WRITTEN TASKS
a: Could you quote the entries verbatim, from their first line through the line that contains "x-tick-label: Dec-23 — [760, 520, 777, 568]", with both of those lines included and nothing else?
b: Can you continue the passage on gas-insulated switchgear from where it stops?

The present invention relates to a gas-insulated switchgear used in power plants, substations and others.
There is disclosed a conventional gas-insulated switchgear including: a fixed-side main contact and a movable-side main contact that can be connected to and separated from each other; a fixed-side arcing contact that is electrically connected to the fixed-side main contact and fixedly attached to the fixed-side main contact; a movable-side arcing contact that is electrically connected to the movable-side main contact and fixedly attached to a tip end of the movable-side main contact, the movable-side arcing contact being able to be connected to and separated from the fixed-side arcing contact; and a shield for shielding an electric field, the shield being arranged outside the fixed-side main contact and the fixed-side arcing contact, all of which are disposed in a metal container filled with an insulating gas. In this gas-insulated switchgear, the shield for shielding an electric field includes: a support member electrically connected to the fixed-side main contact, the support member having one end fixedly attached to the fixed-side main contact and the other end in which a through hole is formed; an arc-resistant member disposed at the other end of the support member so as to cover a tip end portion of the fixed-side main contact, the arc-resistant member having a convex curved portion formed on a side opposite to the support member and a threaded portion formed on the same side as the support member; and a bolt passing through the through hole of the support member to threadedly engage with the threaded portion of the arc-resistant member, thereby fixing the arc-resistant member to the support member (see Patent Literature 1, for example).
There is also disclosed a gas-insulated switchgear including a fixed-side electrode part and a movable-side electrode part disposed in a container filled with an insulating gas so that they face each other. In the gas-insulated switchgear, the fixed-side electrode part includes: a fixed-side conducting contact in the form of a cylinder; a fixed-side arcing contact disposed at a central portion of the fixed-side conducting contact, the fixed-side arcing contact generating arc during contact parting; and a fixed-side shield disposed around the fixed-side conducting contact, and the movable-side electrode part includes a movable-side contact driven by a driving unit to be connected to and separated from the fixed-side conducting contact. In this gas-insulated switchgear, the fixed-side shield includes an annular fixed-side arc shield provided on a side facing the movable-side electrode part, the fixed-side arc shield having an opening hole with a diameter larger than that of the movable-side contact. Furthermore, a plurality of permanent magnets of the same shape is embedded in a circumferential direction in the vicinity of the opening hole of the fixed-side arc shield (see Patent Literature 2, for example).
The above conventional technique disclosed in Patent Literature 1 includes the arc-resistant member disposed at the other end of the support member so as to cover the tip end portion of the fixed-side main contact, with the convex curved portion formed on the side opposite the support member. This easily attaches an arc to the entire arc-resistant member and possibly attaches the arc to the metal container and causes a problem to increase the outer diameter of the arc-resistant member.
The above conventional technique disclosed in Patent Literature 2 also has the problem that the gas-insulated switchgear requires an expensive arc-resistant member having a large outer diameter and a large wall thickness.

GIVEN DATA

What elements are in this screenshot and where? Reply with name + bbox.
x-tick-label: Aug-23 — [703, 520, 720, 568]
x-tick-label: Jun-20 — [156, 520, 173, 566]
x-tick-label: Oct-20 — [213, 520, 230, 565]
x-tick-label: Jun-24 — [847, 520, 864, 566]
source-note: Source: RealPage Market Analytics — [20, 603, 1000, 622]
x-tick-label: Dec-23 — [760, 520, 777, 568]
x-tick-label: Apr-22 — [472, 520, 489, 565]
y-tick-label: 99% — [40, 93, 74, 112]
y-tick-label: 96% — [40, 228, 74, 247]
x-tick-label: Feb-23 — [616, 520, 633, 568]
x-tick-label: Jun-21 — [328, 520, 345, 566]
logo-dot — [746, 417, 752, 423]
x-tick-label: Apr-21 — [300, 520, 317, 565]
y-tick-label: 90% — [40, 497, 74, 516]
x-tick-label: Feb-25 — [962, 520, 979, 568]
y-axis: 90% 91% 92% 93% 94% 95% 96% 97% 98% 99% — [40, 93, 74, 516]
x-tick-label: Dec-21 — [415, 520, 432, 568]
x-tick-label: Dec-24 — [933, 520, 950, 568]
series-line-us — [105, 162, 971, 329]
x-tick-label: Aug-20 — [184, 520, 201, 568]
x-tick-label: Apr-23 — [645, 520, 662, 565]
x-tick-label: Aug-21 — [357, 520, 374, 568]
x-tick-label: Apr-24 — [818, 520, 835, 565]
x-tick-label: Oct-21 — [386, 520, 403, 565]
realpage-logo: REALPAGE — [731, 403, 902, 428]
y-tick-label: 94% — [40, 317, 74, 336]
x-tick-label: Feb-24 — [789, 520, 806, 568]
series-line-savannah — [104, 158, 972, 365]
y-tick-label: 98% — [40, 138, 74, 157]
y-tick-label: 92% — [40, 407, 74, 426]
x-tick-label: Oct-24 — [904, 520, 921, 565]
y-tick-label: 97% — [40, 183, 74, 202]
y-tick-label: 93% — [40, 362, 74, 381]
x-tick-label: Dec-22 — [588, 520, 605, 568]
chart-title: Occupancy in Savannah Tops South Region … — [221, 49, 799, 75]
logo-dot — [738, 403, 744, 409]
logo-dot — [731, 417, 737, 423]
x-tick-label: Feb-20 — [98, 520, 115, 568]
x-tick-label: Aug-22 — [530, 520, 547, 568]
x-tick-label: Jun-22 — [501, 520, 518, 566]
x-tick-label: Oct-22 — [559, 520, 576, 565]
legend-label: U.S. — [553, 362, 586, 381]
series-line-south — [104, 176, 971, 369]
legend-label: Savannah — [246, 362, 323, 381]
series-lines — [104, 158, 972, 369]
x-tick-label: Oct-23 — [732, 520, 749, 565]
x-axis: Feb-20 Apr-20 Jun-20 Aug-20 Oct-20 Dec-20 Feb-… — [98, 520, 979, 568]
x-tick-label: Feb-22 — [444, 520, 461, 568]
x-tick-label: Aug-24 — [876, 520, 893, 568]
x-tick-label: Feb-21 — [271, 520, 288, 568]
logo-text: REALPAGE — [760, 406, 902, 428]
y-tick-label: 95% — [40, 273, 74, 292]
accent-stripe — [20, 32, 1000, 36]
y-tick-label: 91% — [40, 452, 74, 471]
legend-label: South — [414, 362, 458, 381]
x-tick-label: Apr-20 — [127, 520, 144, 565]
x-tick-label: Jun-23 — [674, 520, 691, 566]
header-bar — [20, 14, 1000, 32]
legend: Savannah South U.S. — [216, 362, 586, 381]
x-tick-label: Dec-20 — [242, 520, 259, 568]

ANSWERS FOR THE TASKS
a:
What elements are in this screenshot and where? Reply with name + bbox.
x-tick-label: Aug-23 — [703, 520, 720, 568]
x-tick-label: Jun-20 — [156, 520, 173, 566]
x-tick-label: Oct-20 — [213, 520, 230, 565]
x-tick-label: Jun-24 — [847, 520, 864, 566]
source-note: Source: RealPage Market Analytics — [20, 603, 1000, 622]
x-tick-label: Dec-23 — [760, 520, 777, 568]

b:
The invention has been made in view of the aforementioned problems. It is an object of the invention to obtain a gas-insulated switchgear at low cost capable of preventing diffusion of an arc and capable of reducing the outer diameter of an electrode.
In order to solve the above mentioned problem and achieve the object, a gas-insulated switchgear according to the present invention includes a fixed-side electrode and a movable-side electrode facing each other in a container filled with an insulating gas, the fixed-side electrode including a tubular fixed-side conducting contact and a fixed-side shield that houses the fixed-side conducting contact, the movable-side electrode including a movable conductor driven by a driving unit to be connected to and separated from the fixed-side conducting contact, the gas-insulted switchgear comprising a fixed-side arc shield in the form of a thin circular plate, the fixed-side arc shield having an opening with a diameter larger than an outer diameter of the movable conductor, the opening being formed on a side of the fixed-side shield facing the movable-side electrode, the fixed-side arc shield causing an arc current to flow outward in a radial direction during contact parting of the fixed-side conducting contact and the movable conductor to generate magnetic flux on a surface thereof in a circumferential direction that produces a force acted on an arc in a direction of a central axis, the fixed-side arc shield containing an arc-resistant member for restricting the arc in the vicinity of the opening.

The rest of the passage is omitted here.